### Opdrachten
**1.** Stel voor elk van de volgende beweringen vast of ze overeenkomt met de brontekst, en antwoord met ja of nee plus de letterlijk geciteerde woorden die de doorslag geven. (a) De zaak is behandeld op de zitting van 13 augustus 2008. (b) Appellante is op de zitting verschenen. (c) Het College werd op de zitting vertegenwoordigd door mr. W. Punter.
**2.** Van welke datum is volgens de brontekst de uitspraak van de rechtbank ’s-Gravenhage waartegen hoger beroep is ingesteld?
**3.** Zet de brontekst over het hoger beroep in de bijstandszaak voort, te beginnen na de laatste zin.

### Brontekst
▼

ECLI:NL:CRVB:2008:BF3229

Centrale Raad van Beroep

Datum uitspraak
24 september 2008
Publicatiedatum
5 april 2013
Zaaknummer
07-1598 WWB
Instantie
Centrale Raad van Beroep
Type
Uitspraak
Rechtsgebied
Bestuursrecht; Socialezekerheidsrecht
Procedures
  • Hoger beroep
Rechters
Vindplaatsen
  • Rechtspraak.nl
AI samenvatting door LexboostAutomatisch gegenereerd

Afwijzing nieuwe aanvraag om bijstandsuitkering wegens onduidelijkheid over herkomst van vermogen

In deze zaak gaat het om een hoger beroep van appellante tegen de uitspraak van de rechtbank ’s-Gravenhage, waarin de afwijzing van haar aanvraag om bijstandsuitkering werd bevestigd. Appellante ontving eerder bijstand op basis van de Wet werk en bijstand (WWB), maar haar uitkering werd beëindigd vanwege het niet overleggen van bankafschriften en onduidelijkheid over haar vermogen. De Centrale Raad van Beroep heeft vastgesteld dat appellante niet heeft aangetoond dat haar omstandigheden zijn gewijzigd sinds de eerdere afwijzingen van haar aanvragen. De Raad heeft de feiten en omstandigheden van de zaak zorgvuldig overwogen, waarbij werd gekeken naar de herkomst van gelden op verzwegen bankrekeningen. Appellante heeft geen objectief verifieerbare gegevens overgelegd die haar stelling ondersteunen dat zij niet kon beschikken over deze gelden. De Raad concludeert dat het College terecht heeft geoordeeld dat er geen relevante wijziging van omstandigheden is aangetoond, waardoor de afwijzing van de aanvraag om bijstand gerechtvaardigd is. De uitspraak van de rechtbank wordt bevestigd, en er is geen aanleiding voor een veroordeling in de proceskosten of schadevergoeding.

Uitspraak

07/1598 WWB
Centrale Raad van Beroep
Meervoudige kamer
U I T S P R A A K
op het hoger beroep van:
[Naam appellante], wonende te [woonplaats], (hierna: appellante)
tegen de uitspraak van de rechtbank ’s-Gravenhage van 31 januari 2007, 06/1102 (hierna: aangevallen uitspraak)
in het geding tussen
appellante
en
het College van burgmeester en wethouders van de gemeente ’s-Gravenhage (hierna: College)
Datum uitspraak: 24 september 2008
I. PROCESVERLOOP
Namens appellante heeft mr. drs. R. Dhalganjansing, advocaat te ’s-Gravenhage, hoger beroep ingesteld.
Het College heeft een verweerschrift ingediend.
De zaak is ter behandeling aan de orde gesteld op de zitting van 13 augustus 2008. Appellante is niet verschenen. Het College heeft zich laten vertegenwoordigen door mr. W. Punter, werkzaam bij de gemeente ’s-Gravenhage.
II. OVERWEGINGEN
1. De Raad gaat uit van de volgende feiten en omstandigheden.

▲

### Aangeleverde gegevens

▼

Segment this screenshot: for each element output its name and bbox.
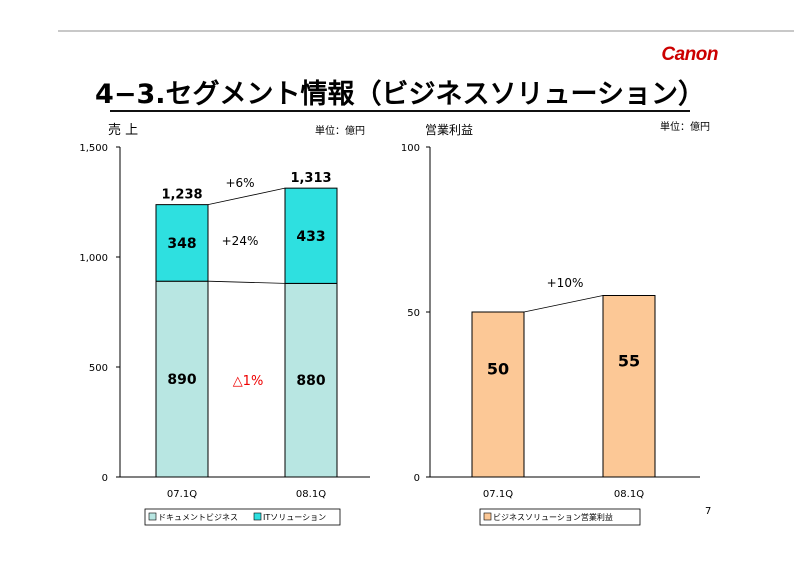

▲

### Antwoorden per opdracht
**1.**
(a) Ja: "De zaak is ter behandeling aan de orde gesteld op de zitting van 13 augustus 2008."
(b) Nee: "Appellante is niet verschenen."
(c) Ja: "Het College heeft zich laten vertegenwoordigen door mr. W. Punter, werkzaam bij de gemeente ’s-Gravenhage."

**2.** De uitspraak van de rechtbank ’s-Gravenhage is van 31 januari 2007.

**3.**
1.1. Appellante ontving bijstand naar de norm voor een alleenstaande, laatstelijk op grond van de Wet werk en bijstand (WWB).
1.2. Naar aanleiding van een signaal van de Belastingdienst, onder meer inhoudende dat appellante op haar naam drie bankrekeningen had staan, heeft het College een onderzoek ingesteld naar de rechtmatigheid van de aan appellante verstrekte bijstand. In dat kader is appellante onder meer verzocht om bankafschriften vanaf de opening van bedoelde rekeningen over te leggen.
1.3. Bij besluit van 30 september 2004 heeft het College de bijstandsuitkering met ingang van 1 augustus 2004 beëindigd (lees: ingetrokken over de periode 1 augustus tot en met 30 september 2004) op de grond dat appellante de gevraagde gegevens niet heeft overgelegd, waardoor niet vastgesteld kan worden of, en zo ja in welke mate recht op bijstand bestaat.
1.4. Bij besluit van 15 oktober 2004 heeft het College het recht op bijstand over de periode van 1 juli 1997 tot en met 31 juli 2004 herzien (lees: ingetrokken) op de grond dat appellante over deze periode onvoldoende informatie heeft verstrekt over haar bankrekeningen en haar vermogen, zodat het recht op bijstand niet is vast te stellen. Tevens zijn de kosten van bijstand over de periode van 1 juli 1997 tot en met 31 juli 2004 ten bedrage van € 72.495,98 van appellante teruggevorderd.
1.5. Bij besluit van 19 mei 2005 heeft het College het bezwaar tegen de besluiten van 30 september 2004 en 15 oktober 2004 ongegrond verklaard. Bij uitspraak van 14 april 2006 heeft de rechtbank het beroep tegen het besluit van 19 mei 2005 ongegrond verklaard. Bij uitspraak van 17 juli 2007 heeft de Raad het hoger beroep tegen de uitspraak van 14 april 2006 ongegrond verklaard.
1.6. Op 15 november 2004 heeft appellante een nieuwe aanvraag om bijstand met ingang van 1 augustus 2004 ingediend. Bij besluit van 15 april 2005 heeft het College afwijzend op deze aanvraag beslist op de grond dat niet is gebleken van andere feiten en omstandigheden dan die waarop het besluit van 30 september 2004 is gebaseerd. Appellante heeft tegen dit besluit geen bezwaar gemaakt.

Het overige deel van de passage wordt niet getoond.